Data records:
:::::
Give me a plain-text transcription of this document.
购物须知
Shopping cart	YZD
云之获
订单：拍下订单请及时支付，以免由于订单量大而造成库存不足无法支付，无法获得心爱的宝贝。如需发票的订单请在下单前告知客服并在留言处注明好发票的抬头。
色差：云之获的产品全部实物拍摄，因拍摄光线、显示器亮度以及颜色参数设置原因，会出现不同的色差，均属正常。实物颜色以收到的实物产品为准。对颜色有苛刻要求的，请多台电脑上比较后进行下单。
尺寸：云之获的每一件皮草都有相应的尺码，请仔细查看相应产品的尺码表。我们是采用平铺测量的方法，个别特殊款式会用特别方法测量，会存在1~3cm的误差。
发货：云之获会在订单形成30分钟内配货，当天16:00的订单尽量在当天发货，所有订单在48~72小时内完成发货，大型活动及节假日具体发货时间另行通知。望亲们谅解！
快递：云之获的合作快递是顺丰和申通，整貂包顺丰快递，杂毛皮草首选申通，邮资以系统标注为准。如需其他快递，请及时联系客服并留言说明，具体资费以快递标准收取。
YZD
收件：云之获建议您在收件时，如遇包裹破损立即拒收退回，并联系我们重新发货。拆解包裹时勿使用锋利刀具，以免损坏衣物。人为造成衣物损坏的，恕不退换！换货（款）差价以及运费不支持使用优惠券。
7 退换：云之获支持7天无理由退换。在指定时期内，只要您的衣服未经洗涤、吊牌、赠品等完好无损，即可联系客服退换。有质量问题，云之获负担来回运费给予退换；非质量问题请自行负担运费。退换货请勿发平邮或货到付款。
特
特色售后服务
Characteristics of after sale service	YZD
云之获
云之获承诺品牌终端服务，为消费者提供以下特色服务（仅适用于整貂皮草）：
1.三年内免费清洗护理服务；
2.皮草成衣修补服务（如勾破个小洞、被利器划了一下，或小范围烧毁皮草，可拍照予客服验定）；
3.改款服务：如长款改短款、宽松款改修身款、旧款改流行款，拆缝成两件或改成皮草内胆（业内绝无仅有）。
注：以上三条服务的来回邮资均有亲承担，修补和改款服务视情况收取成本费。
:::::
__What this task involves__
Reproduce every record above exactly as it appears.

__Finished task__
Give me a plain-text transcription of this document.
购物须知
Shopping cart	YZD
云之获
订单：拍下订单请及时支付，以免由于订单量大而造成库存不足无法支付，无法获得心爱的宝贝。如需发票的订单请在下单前告知客服并在留言处注明好发票的抬头。
色差：云之获的产品全部实物拍摄，因拍摄光线、显示器亮度以及颜色参数设置原因，会出现不同的色差，均属正常。实物颜色以收到的实物产品为准。对颜色有苛刻要求的，请多台电脑上比较后进行下单。
尺寸：云之获的每一件皮草都有相应的尺码，请仔细查看相应产品的尺码表。我们是采用平铺测量的方法，个别特殊款式会用特别方法测量，会存在1~3cm的误差。
发货：云之获会在订单形成30分钟内配货，当天16:00的订单尽量在当天发货，所有订单在48~72小时内完成发货，大型活动及节假日具体发货时间另行通知。望亲们谅解！
快递：云之获的合作快递是顺丰和申通，整貂包顺丰快递，杂毛皮草首选申通，邮资以系统标注为准。如需其他快递，请及时联系客服并留言说明，具体资费以快递标准收取。
YZD
收件：云之获建议您在收件时，如遇包裹破损立即拒收退回，并联系我们重新发货。拆解包裹时勿使用锋利刀具，以免损坏衣物。人为造成衣物损坏的，恕不退换！换货（款）差价以及运费不支持使用优惠券。
7 退换：云之获支持7天无理由退换。在指定时期内，只要您的衣服未经洗涤、吊牌、赠品等完好无损，即可联系客服退换。有质量问题，云之获负担来回运费给予退换；非质量问题请自行负担运费。退换货请勿发平邮或货到付款。
特
特色售后服务
Characteristics of after sale service	YZD
云之获
云之获承诺品牌终端服务，为消费者提供以下特色服务（仅适用于整貂皮草）：
1.三年内免费清洗护理服务；
2.皮草成衣修补服务（如勾破个小洞、被利器划了一下，或小范围烧毁皮草，可拍照予客服验定）；
3.改款服务：如长款改短款、宽松款改修身款、旧款改流行款，拆缝成两件或改成皮草内胆（业内绝无仅有）。
注：以上三条服务的来回邮资均有亲承担，修补和改款服务视情况收取成本费。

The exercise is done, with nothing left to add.